[Records from a dataset]
+++

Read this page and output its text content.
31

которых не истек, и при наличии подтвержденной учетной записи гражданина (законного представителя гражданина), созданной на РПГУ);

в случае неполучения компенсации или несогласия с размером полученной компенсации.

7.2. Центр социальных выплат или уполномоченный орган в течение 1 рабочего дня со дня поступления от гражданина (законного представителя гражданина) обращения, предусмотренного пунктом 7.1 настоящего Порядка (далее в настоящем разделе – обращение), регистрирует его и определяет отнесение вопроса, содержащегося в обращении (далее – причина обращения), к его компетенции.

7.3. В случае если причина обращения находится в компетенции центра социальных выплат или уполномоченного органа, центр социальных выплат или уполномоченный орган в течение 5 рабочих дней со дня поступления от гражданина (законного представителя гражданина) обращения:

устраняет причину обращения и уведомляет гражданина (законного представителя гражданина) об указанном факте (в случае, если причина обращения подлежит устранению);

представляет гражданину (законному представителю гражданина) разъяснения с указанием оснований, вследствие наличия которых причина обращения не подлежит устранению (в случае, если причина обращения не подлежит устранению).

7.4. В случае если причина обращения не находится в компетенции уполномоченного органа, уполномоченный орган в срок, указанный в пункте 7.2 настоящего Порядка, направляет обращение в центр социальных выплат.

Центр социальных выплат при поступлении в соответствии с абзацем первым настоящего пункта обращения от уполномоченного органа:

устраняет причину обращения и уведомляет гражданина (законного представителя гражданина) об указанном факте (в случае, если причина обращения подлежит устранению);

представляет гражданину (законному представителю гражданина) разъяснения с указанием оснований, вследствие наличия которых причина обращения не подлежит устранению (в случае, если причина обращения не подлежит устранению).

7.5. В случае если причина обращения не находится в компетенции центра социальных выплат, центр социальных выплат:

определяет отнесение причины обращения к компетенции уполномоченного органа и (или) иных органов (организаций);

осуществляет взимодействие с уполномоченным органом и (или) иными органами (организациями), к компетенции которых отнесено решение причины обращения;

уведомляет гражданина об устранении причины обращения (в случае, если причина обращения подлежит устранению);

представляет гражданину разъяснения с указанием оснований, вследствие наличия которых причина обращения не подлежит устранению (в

+++

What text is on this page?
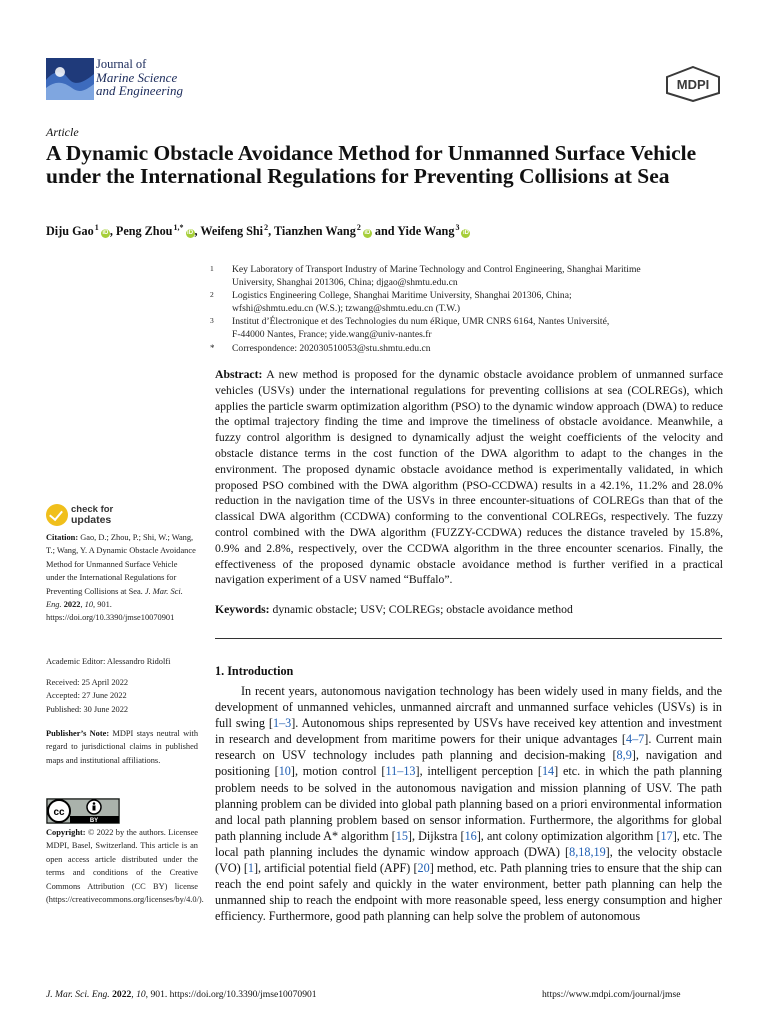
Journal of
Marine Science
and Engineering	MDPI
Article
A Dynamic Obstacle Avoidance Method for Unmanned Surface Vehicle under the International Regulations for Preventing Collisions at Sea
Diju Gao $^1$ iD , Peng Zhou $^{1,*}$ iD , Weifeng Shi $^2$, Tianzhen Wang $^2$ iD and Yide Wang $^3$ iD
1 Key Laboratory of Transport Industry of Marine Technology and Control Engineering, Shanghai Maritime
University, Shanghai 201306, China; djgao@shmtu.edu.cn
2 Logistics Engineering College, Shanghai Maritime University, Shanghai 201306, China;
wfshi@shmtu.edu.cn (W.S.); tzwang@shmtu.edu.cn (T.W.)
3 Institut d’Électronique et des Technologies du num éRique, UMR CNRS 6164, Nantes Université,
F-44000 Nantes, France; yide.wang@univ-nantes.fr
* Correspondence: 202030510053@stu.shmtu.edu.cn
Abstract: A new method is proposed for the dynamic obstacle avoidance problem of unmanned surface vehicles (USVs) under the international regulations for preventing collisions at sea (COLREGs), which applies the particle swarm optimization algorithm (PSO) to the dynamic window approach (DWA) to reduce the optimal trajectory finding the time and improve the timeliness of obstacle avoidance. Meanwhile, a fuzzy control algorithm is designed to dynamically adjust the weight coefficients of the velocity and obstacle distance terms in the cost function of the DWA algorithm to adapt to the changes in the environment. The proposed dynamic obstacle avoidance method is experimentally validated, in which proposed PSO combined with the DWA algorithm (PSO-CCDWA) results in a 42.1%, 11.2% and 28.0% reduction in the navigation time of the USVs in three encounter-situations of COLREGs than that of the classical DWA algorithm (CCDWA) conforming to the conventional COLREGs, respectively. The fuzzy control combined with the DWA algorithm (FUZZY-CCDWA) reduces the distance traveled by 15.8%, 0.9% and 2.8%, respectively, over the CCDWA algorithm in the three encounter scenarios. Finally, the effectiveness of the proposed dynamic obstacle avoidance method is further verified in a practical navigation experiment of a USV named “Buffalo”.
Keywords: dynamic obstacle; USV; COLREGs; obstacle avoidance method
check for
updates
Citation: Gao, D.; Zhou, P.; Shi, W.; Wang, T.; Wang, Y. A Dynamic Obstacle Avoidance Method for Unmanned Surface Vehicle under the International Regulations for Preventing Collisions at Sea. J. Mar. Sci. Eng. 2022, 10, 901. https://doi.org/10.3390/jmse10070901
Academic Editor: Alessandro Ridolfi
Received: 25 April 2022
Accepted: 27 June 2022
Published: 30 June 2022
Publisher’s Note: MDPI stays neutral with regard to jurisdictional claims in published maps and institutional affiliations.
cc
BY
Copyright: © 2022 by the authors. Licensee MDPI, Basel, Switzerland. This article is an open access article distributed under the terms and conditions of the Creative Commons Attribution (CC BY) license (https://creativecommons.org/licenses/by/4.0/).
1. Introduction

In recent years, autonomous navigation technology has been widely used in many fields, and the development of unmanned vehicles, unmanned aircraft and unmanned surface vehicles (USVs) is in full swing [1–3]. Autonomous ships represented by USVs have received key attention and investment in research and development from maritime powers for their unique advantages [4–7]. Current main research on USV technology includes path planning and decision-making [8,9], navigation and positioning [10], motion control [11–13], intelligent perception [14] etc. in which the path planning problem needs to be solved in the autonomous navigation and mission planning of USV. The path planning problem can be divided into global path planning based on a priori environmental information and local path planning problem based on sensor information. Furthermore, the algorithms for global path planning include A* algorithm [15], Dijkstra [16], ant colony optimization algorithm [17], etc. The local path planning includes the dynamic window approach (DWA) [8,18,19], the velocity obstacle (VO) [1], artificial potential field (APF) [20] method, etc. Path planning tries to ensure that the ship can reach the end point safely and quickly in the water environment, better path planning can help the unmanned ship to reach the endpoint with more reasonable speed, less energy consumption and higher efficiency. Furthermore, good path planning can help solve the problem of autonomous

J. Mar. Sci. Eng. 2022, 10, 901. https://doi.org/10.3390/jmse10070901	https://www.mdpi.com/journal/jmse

+++

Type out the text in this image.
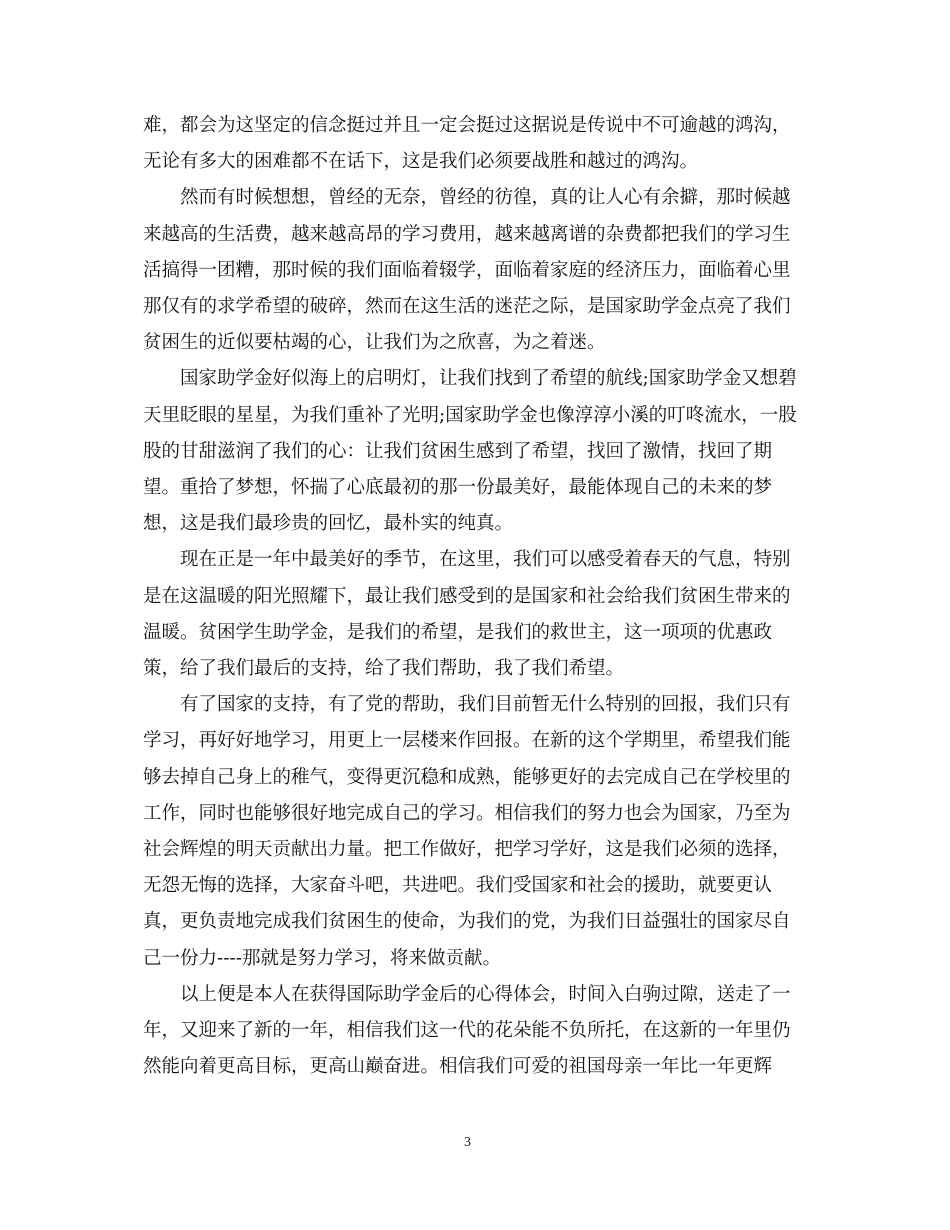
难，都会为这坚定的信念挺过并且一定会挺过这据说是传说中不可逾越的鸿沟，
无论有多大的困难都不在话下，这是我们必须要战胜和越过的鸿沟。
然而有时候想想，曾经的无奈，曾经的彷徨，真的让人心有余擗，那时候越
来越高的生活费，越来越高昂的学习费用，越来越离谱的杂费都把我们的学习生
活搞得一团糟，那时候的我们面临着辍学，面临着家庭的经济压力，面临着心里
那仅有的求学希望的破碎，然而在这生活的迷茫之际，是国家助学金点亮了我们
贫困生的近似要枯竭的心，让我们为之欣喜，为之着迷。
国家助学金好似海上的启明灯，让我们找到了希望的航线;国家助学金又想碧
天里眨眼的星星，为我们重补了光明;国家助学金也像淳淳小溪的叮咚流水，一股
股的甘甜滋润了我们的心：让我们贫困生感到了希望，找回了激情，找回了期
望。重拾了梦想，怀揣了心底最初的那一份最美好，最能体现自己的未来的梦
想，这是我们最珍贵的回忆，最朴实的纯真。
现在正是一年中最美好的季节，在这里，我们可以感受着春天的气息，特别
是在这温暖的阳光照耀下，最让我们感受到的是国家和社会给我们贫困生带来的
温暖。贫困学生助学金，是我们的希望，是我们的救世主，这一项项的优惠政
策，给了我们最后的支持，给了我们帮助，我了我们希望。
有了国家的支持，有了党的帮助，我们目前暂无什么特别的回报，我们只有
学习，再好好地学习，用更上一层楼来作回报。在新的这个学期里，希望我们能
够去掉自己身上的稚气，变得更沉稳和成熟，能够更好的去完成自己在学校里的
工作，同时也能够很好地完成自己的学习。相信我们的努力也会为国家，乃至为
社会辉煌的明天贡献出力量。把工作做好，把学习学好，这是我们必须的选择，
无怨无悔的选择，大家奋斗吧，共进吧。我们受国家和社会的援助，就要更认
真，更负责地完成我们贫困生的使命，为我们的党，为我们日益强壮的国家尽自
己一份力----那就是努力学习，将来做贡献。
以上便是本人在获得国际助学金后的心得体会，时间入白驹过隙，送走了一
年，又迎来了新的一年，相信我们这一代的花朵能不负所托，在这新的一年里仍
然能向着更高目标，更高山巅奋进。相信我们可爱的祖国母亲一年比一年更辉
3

+++

Exercise requirements: For each line above that contains the word "COLREGs", copy that line.

Answer to this task:
Abstract: A new method is proposed for the dynamic obstacle avoidance problem of unmanned surface vehicles (USVs) under the international regulations for preventing collisions at sea (COLREGs), which applies the particle swarm optimization algorithm (PSO) to the dynamic window approach (DWA) to reduce the optimal trajectory finding the time and improve the timeliness of obstacle avoidance. Meanwhile, a fuzzy control algorithm is designed to dynamically adjust the weight coefficients of the velocity and obstacle distance terms in the cost function of the DWA algorithm to adapt to the changes in the environment. The proposed dynamic obstacle avoidance method is experimentally validated, in which proposed PSO combined with the DWA algorithm (PSO-CCDWA) results in a 42.1%, 11.2% and 28.0% reduction in the navigation time of the USVs in three encounter-situations of COLREGs than that of the classical DWA algorithm (CCDWA) conforming to the conventional COLREGs, respectively. The fuzzy control combined with the DWA algorithm (FUZZY-CCDWA) reduces the distance traveled by 15.8%, 0.9% and 2.8%, respectively, over the CCDWA algorithm in the three encounter scenarios. Finally, the effectiveness of the proposed dynamic obstacle avoidance method is further verified in a practical navigation experiment of a USV named “Buffalo”.
Keywords: dynamic obstacle; USV; COLREGs; obstacle avoidance method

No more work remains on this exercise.